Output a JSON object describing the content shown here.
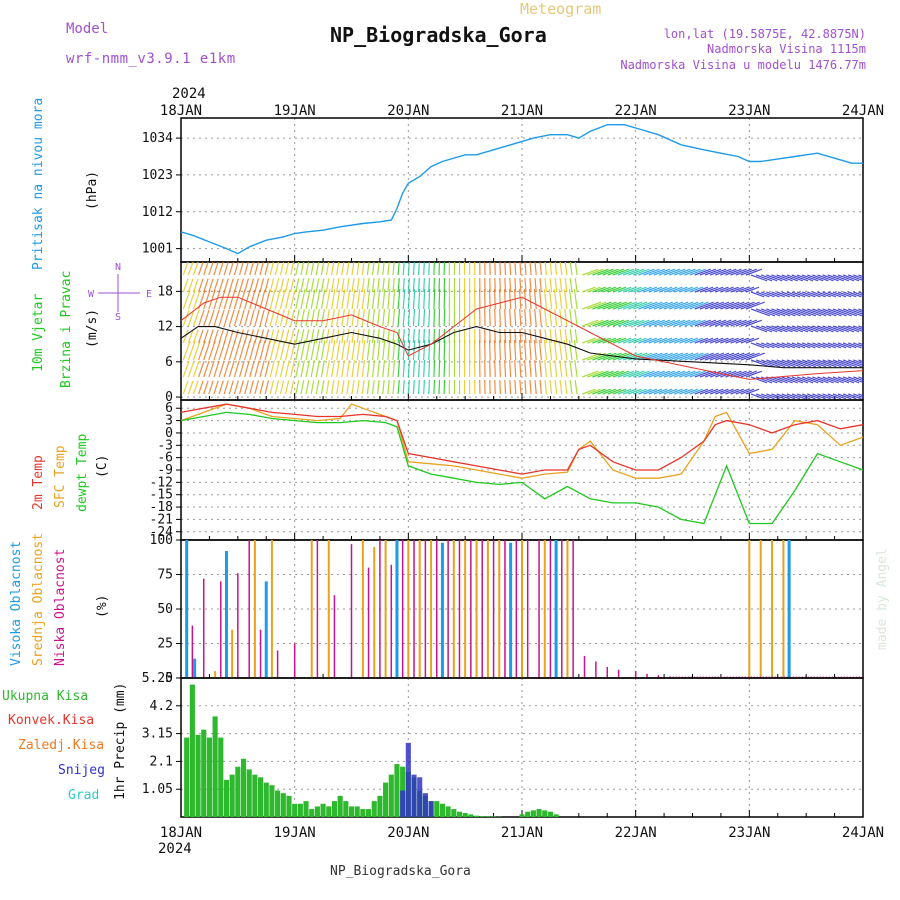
{
  "header": {
    "model_label": "Model",
    "model_value": "wrf-nmm_v3.9.1 e1km",
    "meteogram_label": "Meteogram",
    "station_title": "NP_Biogradska_Gora",
    "coords": "lon,lat (19.5875E, 42.8875N)",
    "altitude": "Nadmorska Visina 1115m",
    "model_altitude": "Nadmorska Visina u modelu 1476.77m",
    "year": "2024",
    "footer_station": "NP_Biogradska_Gora",
    "watermark": "made by Angel"
  },
  "colors": {
    "pressure": "#1e9be8",
    "temp2m": "#e8352b",
    "sfc_temp": "#e8a21e",
    "dewpt": "#1ec81e",
    "high_cloud": "#1e9be8",
    "mid_cloud": "#e8a21e",
    "low_cloud": "#c8148c",
    "precip_total": "#2db82d",
    "precip_conv": "#e8352b",
    "precip_frz": "#f07820",
    "precip_snow": "#3232c8",
    "precip_graupel": "#32c8c8",
    "header_purple": "#a050d0",
    "meteogram_gold": "#e8c878"
  },
  "x_axis": {
    "labels": [
      "18JAN",
      "19JAN",
      "20JAN",
      "21JAN",
      "22JAN",
      "23JAN",
      "24JAN"
    ]
  },
  "panels": {
    "pressure": {
      "ylabels": [
        "Pritisak na nivou mora",
        "(hPa)"
      ]
    },
    "wind": {
      "ylabels": [
        "10m Vjetar",
        "Brzina i Pravac",
        "(m/s)"
      ],
      "compass": {
        "n": "N",
        "s": "S",
        "e": "E",
        "w": "W"
      }
    },
    "temp": {
      "ylabels": [
        "2m Temp",
        "SFC Temp",
        "dewpt Temp",
        "(C)"
      ]
    },
    "cloud": {
      "ylabels": [
        "Visoka Oblacnost",
        "Srednja Oblacnost",
        "Niska Oblacnost",
        "(%)"
      ]
    },
    "precip": {
      "ylabels": [
        "1hr Precip (mm)"
      ],
      "legend": [
        "Ukupna Kisa",
        "Konvek.Kisa",
        "Zaledj.Kisa",
        "Snijeg",
        "Grad"
      ]
    }
  },
  "chart_data": [
    {
      "type": "line",
      "title": "",
      "ylabel": "Pritisak na nivou mora (hPa)",
      "x_unit": "days from 18JAN 2024 00UTC",
      "yticks": [
        1001,
        1012,
        1023,
        1034
      ],
      "ylim": [
        997,
        1040
      ],
      "series": [
        {
          "name": "",
          "x": [
            0,
            0.1,
            0.25,
            0.4,
            0.5,
            0.6,
            0.75,
            0.9,
            1.0,
            1.1,
            1.25,
            1.4,
            1.6,
            1.75,
            1.85,
            1.9,
            1.95,
            2.0,
            2.1,
            2.2,
            2.3,
            2.5,
            2.6,
            2.75,
            2.9,
            3.1,
            3.25,
            3.4,
            3.5,
            3.6,
            3.75,
            3.9,
            4.0,
            4.2,
            4.4,
            4.6,
            4.75,
            4.9,
            5.0,
            5.1,
            5.3,
            5.4,
            5.5,
            5.6,
            5.75,
            5.9,
            6.0
          ],
          "y": [
            1006,
            1005,
            1003,
            1001,
            999.5,
            1001.5,
            1003.5,
            1004.5,
            1005.5,
            1006,
            1006.5,
            1007.5,
            1008.5,
            1009,
            1009.5,
            1013,
            1017.5,
            1020.5,
            1022.5,
            1025.5,
            1027,
            1029,
            1029,
            1030.5,
            1032,
            1034,
            1035,
            1035,
            1034,
            1036,
            1038,
            1038,
            1037,
            1035,
            1032,
            1030.5,
            1029.5,
            1028.5,
            1027,
            1027,
            1028,
            1028.5,
            1029,
            1029.5,
            1028,
            1026.5,
            1026.5
          ]
        }
      ]
    },
    {
      "type": "line",
      "title": "",
      "ylabel": "10m Vjetar Brzina i Pravac (m/s)",
      "yticks": [
        0,
        6,
        12,
        18
      ],
      "ylim": [
        -0.5,
        23
      ],
      "series": [
        {
          "name": "",
          "x": [
            0,
            0.15,
            0.3,
            0.5,
            0.75,
            1.0,
            1.25,
            1.5,
            1.75,
            1.9,
            2.0,
            2.2,
            2.4,
            2.6,
            2.8,
            3.0,
            3.2,
            3.4,
            3.6,
            3.8,
            4.0,
            4.5,
            5.0,
            5.3,
            5.6,
            6.0
          ],
          "y": [
            10,
            12,
            12,
            11,
            10,
            9,
            10,
            11,
            10,
            9,
            8,
            9,
            11,
            12,
            11,
            11,
            10,
            9,
            7.5,
            7,
            6.5,
            6,
            5.5,
            5,
            5,
            5
          ]
        },
        {
          "name": "",
          "x": [
            0,
            0.2,
            0.35,
            0.5,
            0.75,
            1.0,
            1.25,
            1.5,
            1.75,
            1.9,
            2.0,
            2.2,
            2.4,
            2.6,
            2.8,
            3.0,
            3.2,
            3.4,
            3.6,
            3.8,
            4.0,
            4.5,
            5.0,
            5.3,
            5.6,
            6.0
          ],
          "y": [
            13,
            16,
            17,
            17,
            15,
            13,
            13,
            14,
            12,
            11,
            7,
            9,
            12,
            15,
            16,
            17,
            15,
            13,
            11,
            9,
            7,
            5,
            3,
            3.5,
            4,
            4.5
          ]
        }
      ]
    },
    {
      "type": "line",
      "title": "",
      "ylabel": "Temp (C)",
      "yticks": [
        -24,
        -21,
        -18,
        -15,
        -12,
        -9,
        -6,
        -3,
        0,
        3,
        6
      ],
      "ylim": [
        -26,
        8
      ],
      "series": [
        {
          "name": "2m Temp",
          "x": [
            0,
            0.2,
            0.4,
            0.6,
            0.8,
            1.0,
            1.2,
            1.4,
            1.6,
            1.8,
            1.9,
            2.0,
            2.2,
            2.4,
            2.6,
            2.8,
            3.0,
            3.2,
            3.4,
            3.5,
            3.6,
            3.8,
            4.0,
            4.2,
            4.4,
            4.6,
            4.7,
            4.8,
            5.0,
            5.2,
            5.4,
            5.6,
            5.8,
            6.0
          ],
          "y": [
            5,
            6,
            7,
            6,
            5,
            4.5,
            4,
            4,
            4.5,
            4,
            3,
            -5,
            -6,
            -7,
            -8,
            -9,
            -10,
            -9,
            -9,
            -4,
            -3,
            -7,
            -9,
            -9,
            -6,
            -2,
            2,
            3,
            2,
            0,
            2,
            3,
            1,
            2
          ]
        },
        {
          "name": "SFC Temp",
          "x": [
            0,
            0.2,
            0.4,
            0.6,
            0.8,
            1.0,
            1.2,
            1.4,
            1.5,
            1.6,
            1.8,
            1.9,
            2.0,
            2.2,
            2.4,
            2.6,
            2.8,
            3.0,
            3.2,
            3.4,
            3.5,
            3.6,
            3.8,
            4.0,
            4.2,
            4.4,
            4.6,
            4.7,
            4.8,
            5.0,
            5.2,
            5.4,
            5.6,
            5.8,
            6.0
          ],
          "y": [
            3,
            5,
            7,
            6,
            4,
            3.5,
            3,
            3.5,
            7,
            6,
            4,
            3,
            -7,
            -7.5,
            -8,
            -9,
            -10,
            -11,
            -10,
            -9.5,
            -4,
            -2,
            -9,
            -11,
            -11,
            -10,
            -2,
            4,
            5,
            -5,
            -4,
            3,
            2,
            -3,
            -1
          ]
        },
        {
          "name": "dewpt Temp",
          "x": [
            0,
            0.2,
            0.4,
            0.6,
            0.8,
            1.0,
            1.2,
            1.4,
            1.6,
            1.8,
            1.9,
            2.0,
            2.2,
            2.4,
            2.6,
            2.8,
            3.0,
            3.1,
            3.2,
            3.4,
            3.6,
            3.8,
            4.0,
            4.2,
            4.4,
            4.6,
            4.7,
            4.8,
            5.0,
            5.2,
            5.4,
            5.6,
            5.8,
            6.0
          ],
          "y": [
            3,
            4,
            5,
            4.5,
            3.5,
            3,
            2.5,
            2.5,
            3,
            2.5,
            1.5,
            -8,
            -10,
            -11,
            -12,
            -12.5,
            -12,
            -14,
            -16,
            -13,
            -16,
            -17,
            -17,
            -18,
            -21,
            -22,
            -15,
            -8,
            -22,
            -22,
            -14,
            -5,
            -7,
            -9
          ]
        }
      ]
    },
    {
      "type": "bar",
      "title": "",
      "ylabel": "Oblacnost (%)",
      "yticks": [
        0,
        25,
        50,
        75,
        100
      ],
      "ylim": [
        0,
        100
      ],
      "series": [
        {
          "name": "Visoka Oblacnost",
          "x": [
            0.05,
            0.12,
            0.4,
            0.75,
            1.9,
            2.3,
            2.9,
            3.3,
            5.35
          ],
          "y": [
            100,
            14,
            92,
            70,
            100,
            98,
            98,
            100,
            100
          ]
        },
        {
          "name": "Srednja Oblacnost",
          "x": [
            0.3,
            0.45,
            0.65,
            0.8,
            1.15,
            1.3,
            1.6,
            1.7,
            1.8,
            2.0,
            2.1,
            2.2,
            2.4,
            2.5,
            2.6,
            2.7,
            2.8,
            3.0,
            3.2,
            3.4,
            5.0,
            5.1,
            5.2,
            5.3
          ],
          "y": [
            5,
            35,
            100,
            100,
            100,
            100,
            100,
            95,
            100,
            100,
            100,
            100,
            100,
            100,
            100,
            100,
            100,
            100,
            100,
            100,
            100,
            100,
            100,
            100
          ]
        },
        {
          "name": "Niska Oblacnost",
          "x": [
            0.1,
            0.2,
            0.35,
            0.5,
            0.6,
            0.7,
            0.85,
            1.0,
            1.2,
            1.35,
            1.5,
            1.65,
            1.75,
            1.85,
            1.95,
            2.05,
            2.15,
            2.25,
            2.35,
            2.45,
            2.55,
            2.65,
            2.75,
            2.85,
            2.95,
            3.05,
            3.15,
            3.25,
            3.35,
            3.45,
            3.55,
            3.65,
            3.75,
            3.85,
            4.0,
            4.1,
            4.2,
            4.3
          ],
          "y": [
            38,
            72,
            70,
            76,
            100,
            35,
            20,
            25,
            100,
            60,
            97,
            80,
            100,
            82,
            100,
            100,
            100,
            100,
            100,
            100,
            100,
            100,
            100,
            100,
            100,
            100,
            100,
            100,
            100,
            100,
            16,
            12,
            8,
            6,
            5,
            3,
            2,
            1
          ]
        }
      ]
    },
    {
      "type": "bar",
      "title": "",
      "ylabel": "1hr Precip (mm)",
      "yticks": [
        1.05,
        2.1,
        3.15,
        4.2,
        5.25
      ],
      "ylim": [
        0,
        5.25
      ],
      "series": [
        {
          "name": "Ukupna Kisa",
          "x": [
            0.05,
            0.1,
            0.15,
            0.2,
            0.25,
            0.3,
            0.35,
            0.4,
            0.45,
            0.5,
            0.55,
            0.6,
            0.65,
            0.7,
            0.75,
            0.8,
            0.85,
            0.9,
            0.95,
            1.0,
            1.05,
            1.1,
            1.15,
            1.2,
            1.25,
            1.3,
            1.35,
            1.4,
            1.45,
            1.5,
            1.55,
            1.6,
            1.65,
            1.7,
            1.75,
            1.8,
            1.85,
            1.9,
            1.95,
            2.0,
            2.05,
            2.1,
            2.15,
            2.2,
            2.25,
            2.3,
            2.35,
            2.4,
            2.45,
            2.5,
            2.55,
            2.6,
            2.65,
            2.7,
            2.75,
            2.8,
            3.0,
            3.05,
            3.1,
            3.15,
            3.2,
            3.25,
            3.3
          ],
          "y": [
            3.0,
            5.0,
            3.1,
            3.3,
            3.0,
            3.8,
            3.0,
            1.4,
            1.6,
            1.9,
            2.2,
            1.8,
            1.6,
            1.5,
            1.3,
            1.2,
            1.0,
            0.9,
            0.8,
            0.5,
            0.5,
            0.6,
            0.3,
            0.4,
            0.5,
            0.4,
            0.6,
            0.8,
            0.6,
            0.4,
            0.4,
            0.3,
            0.3,
            0.6,
            0.8,
            1.3,
            1.6,
            2.0,
            1.9,
            1.7,
            1.5,
            1.0,
            0.8,
            0.6,
            0.6,
            0.5,
            0.4,
            0.3,
            0.2,
            0.15,
            0.1,
            0.05,
            0.03,
            0.02,
            0.02,
            0.01,
            0.1,
            0.2,
            0.25,
            0.3,
            0.25,
            0.2,
            0.1
          ]
        },
        {
          "name": "Snijeg",
          "x": [
            1.95,
            2.0,
            2.05,
            2.1,
            2.15,
            2.2
          ],
          "y": [
            1.0,
            2.8,
            1.6,
            1.5,
            0.9,
            0.6
          ]
        }
      ]
    }
  ]
}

□ □ □ □

Which lines of the material contain the string "Vjetar"? List each of them.

▶ **SOLUTION TO THIS TASK**:
        "10m Vjetar",
      "ylabel": "10m Vjetar Brzina i Pravac (m/s)",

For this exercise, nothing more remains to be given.